Collection entries:
%%
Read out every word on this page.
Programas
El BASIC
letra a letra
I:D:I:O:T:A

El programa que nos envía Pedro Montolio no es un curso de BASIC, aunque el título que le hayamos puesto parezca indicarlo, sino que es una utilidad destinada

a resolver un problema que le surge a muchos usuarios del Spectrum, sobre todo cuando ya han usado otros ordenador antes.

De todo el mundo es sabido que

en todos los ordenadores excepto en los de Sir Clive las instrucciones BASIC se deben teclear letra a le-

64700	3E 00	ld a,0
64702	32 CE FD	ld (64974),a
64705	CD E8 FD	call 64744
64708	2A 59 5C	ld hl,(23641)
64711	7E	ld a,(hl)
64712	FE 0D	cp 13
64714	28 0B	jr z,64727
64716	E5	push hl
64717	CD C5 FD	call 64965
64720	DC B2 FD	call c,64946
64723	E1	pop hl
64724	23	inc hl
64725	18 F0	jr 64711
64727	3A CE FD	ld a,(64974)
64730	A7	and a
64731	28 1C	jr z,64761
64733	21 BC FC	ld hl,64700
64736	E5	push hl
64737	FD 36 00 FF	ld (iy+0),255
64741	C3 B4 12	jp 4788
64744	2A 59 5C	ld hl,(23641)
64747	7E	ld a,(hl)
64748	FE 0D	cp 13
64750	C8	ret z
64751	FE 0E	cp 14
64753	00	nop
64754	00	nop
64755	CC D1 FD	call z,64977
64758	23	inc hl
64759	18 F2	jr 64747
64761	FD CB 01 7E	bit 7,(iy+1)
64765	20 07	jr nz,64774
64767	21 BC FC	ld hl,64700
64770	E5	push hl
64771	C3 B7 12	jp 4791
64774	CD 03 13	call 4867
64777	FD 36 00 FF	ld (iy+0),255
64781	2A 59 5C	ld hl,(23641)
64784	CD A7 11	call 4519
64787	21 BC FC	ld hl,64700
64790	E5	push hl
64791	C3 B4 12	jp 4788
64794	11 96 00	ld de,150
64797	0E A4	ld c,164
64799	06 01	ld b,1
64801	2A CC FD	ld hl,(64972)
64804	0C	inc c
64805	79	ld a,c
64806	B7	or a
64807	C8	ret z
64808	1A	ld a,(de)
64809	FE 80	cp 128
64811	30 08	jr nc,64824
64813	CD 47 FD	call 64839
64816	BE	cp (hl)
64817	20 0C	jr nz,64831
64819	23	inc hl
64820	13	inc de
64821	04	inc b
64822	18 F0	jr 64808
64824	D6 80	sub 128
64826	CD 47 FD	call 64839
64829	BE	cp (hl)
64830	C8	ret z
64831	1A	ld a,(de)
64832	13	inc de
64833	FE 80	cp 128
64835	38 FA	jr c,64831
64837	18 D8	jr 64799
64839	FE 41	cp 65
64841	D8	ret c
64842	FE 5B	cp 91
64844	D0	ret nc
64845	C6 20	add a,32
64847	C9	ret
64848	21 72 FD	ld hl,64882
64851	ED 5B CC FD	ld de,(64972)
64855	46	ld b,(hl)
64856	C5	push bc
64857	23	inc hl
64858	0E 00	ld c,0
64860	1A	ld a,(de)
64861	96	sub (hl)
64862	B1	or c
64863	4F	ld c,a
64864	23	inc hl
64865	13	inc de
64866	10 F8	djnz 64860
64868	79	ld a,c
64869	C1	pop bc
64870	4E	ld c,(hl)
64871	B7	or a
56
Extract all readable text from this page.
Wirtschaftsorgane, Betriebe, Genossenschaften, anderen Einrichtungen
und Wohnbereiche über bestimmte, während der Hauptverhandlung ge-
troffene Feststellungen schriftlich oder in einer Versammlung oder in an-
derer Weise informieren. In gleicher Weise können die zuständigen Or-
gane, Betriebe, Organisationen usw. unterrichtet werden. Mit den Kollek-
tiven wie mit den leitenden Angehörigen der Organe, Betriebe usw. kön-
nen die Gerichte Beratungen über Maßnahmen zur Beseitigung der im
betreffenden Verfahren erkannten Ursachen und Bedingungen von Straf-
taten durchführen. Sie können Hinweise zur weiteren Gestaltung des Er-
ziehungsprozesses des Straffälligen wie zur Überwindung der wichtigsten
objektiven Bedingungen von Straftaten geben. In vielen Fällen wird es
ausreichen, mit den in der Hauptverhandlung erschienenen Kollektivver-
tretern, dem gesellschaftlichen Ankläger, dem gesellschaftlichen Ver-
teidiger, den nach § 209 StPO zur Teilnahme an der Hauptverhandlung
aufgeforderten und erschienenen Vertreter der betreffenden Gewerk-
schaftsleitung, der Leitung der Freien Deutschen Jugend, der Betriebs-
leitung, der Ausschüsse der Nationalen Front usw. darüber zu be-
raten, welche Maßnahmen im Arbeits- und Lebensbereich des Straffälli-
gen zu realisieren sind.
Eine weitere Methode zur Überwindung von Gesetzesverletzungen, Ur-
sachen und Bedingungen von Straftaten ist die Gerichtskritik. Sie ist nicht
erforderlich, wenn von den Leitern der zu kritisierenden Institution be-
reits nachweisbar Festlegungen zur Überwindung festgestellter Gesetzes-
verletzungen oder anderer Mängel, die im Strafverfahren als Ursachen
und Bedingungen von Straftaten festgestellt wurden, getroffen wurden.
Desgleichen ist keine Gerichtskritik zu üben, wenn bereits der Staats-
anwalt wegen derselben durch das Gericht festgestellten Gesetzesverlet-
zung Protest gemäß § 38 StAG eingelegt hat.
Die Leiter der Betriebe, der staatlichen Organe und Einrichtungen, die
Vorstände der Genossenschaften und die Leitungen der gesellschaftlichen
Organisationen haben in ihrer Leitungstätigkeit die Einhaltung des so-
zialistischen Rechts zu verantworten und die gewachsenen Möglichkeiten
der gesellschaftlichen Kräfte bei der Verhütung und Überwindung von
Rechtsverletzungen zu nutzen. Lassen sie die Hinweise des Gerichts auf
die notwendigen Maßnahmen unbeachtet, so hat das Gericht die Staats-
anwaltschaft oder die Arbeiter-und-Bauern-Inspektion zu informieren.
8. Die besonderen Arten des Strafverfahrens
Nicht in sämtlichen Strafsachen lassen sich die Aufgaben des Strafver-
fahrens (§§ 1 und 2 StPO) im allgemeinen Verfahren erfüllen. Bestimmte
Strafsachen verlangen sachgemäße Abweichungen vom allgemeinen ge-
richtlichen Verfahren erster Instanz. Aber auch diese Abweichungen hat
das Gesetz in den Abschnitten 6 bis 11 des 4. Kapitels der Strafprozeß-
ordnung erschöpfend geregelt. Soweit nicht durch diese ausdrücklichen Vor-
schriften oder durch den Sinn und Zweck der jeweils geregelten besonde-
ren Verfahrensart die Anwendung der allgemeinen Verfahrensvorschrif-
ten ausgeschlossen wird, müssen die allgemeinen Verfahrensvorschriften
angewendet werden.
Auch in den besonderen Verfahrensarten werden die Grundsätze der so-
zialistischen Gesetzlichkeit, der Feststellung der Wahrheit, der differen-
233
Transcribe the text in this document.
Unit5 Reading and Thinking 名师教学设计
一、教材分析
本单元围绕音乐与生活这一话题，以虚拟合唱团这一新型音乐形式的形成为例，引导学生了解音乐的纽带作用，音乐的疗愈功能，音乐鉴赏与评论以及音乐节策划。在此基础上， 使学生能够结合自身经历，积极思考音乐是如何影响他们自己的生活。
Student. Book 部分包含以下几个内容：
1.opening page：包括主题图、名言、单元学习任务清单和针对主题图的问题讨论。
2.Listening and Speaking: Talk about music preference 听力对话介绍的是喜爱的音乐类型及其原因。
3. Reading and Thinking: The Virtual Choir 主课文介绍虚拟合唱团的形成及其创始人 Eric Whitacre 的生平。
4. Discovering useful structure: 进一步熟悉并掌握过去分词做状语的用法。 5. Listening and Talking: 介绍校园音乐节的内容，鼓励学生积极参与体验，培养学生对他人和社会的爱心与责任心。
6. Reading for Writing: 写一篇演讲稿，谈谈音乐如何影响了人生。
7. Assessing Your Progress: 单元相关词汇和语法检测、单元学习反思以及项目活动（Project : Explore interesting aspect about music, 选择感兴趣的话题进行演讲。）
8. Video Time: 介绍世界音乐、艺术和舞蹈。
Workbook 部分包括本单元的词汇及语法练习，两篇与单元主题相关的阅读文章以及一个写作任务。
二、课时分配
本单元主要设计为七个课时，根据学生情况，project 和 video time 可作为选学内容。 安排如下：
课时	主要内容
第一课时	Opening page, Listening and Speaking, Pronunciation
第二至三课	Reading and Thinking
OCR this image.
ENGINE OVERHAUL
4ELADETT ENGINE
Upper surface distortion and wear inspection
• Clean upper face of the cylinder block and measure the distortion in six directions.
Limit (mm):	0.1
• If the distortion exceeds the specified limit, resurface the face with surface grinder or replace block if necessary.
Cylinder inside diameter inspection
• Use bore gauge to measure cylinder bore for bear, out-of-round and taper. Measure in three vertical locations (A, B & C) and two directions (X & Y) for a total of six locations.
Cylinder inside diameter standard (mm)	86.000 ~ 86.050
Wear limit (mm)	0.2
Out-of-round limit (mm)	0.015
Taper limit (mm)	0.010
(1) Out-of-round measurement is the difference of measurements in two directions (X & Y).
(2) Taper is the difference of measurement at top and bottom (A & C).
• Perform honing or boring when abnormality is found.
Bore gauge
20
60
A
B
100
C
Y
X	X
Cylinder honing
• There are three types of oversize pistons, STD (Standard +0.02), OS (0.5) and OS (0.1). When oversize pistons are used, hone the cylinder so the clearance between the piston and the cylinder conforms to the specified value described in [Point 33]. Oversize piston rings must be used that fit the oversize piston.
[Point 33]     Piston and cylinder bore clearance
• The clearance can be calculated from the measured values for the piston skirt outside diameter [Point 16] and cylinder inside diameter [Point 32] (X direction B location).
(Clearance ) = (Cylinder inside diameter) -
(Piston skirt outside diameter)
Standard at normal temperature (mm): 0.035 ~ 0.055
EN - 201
%%
Problem statement: Look above for the line containing "OCR this image."; copy from it through the last line, exactly, and nothing more.

Task solution:
OCR this image.
ENGINE OVERHAUL
4ELADETT ENGINE
Upper surface distortion and wear inspection
• Clean upper face of the cylinder block and measure the distortion in six directions.
Limit (mm):	0.1
• If the distortion exceeds the specified limit, resurface the face with surface grinder or replace block if necessary.
Cylinder inside diameter inspection
• Use bore gauge to measure cylinder bore for bear, out-of-round and taper. Measure in three vertical locations (A, B & C) and two directions (X & Y) for a total of six locations.
Cylinder inside diameter standard (mm)	86.000 ~ 86.050
Wear limit (mm)	0.2
Out-of-round limit (mm)	0.015
Taper limit (mm)	0.010
(1) Out-of-round measurement is the difference of measurements in two directions (X & Y).
(2) Taper is the difference of measurement at top and bottom (A & C).
• Perform honing or boring when abnormality is found.
Bore gauge
20
60
A
B
100
C
Y
X	X
Cylinder honing
• There are three types of oversize pistons, STD (Standard +0.02), OS (0.5) and OS (0.1). When oversize pistons are used, hone the cylinder so the clearance between the piston and the cylinder conforms to the specified value described in [Point 33]. Oversize piston rings must be used that fit the oversize piston.
[Point 33]     Piston and cylinder bore clearance
• The clearance can be calculated from the measured values for the piston skirt outside diameter [Point 16] and cylinder inside diameter [Point 32] (X direction B location).
(Clearance ) = (Cylinder inside diameter) -
(Piston skirt outside diameter)
Standard at normal temperature (mm): 0.035 ~ 0.055
EN - 201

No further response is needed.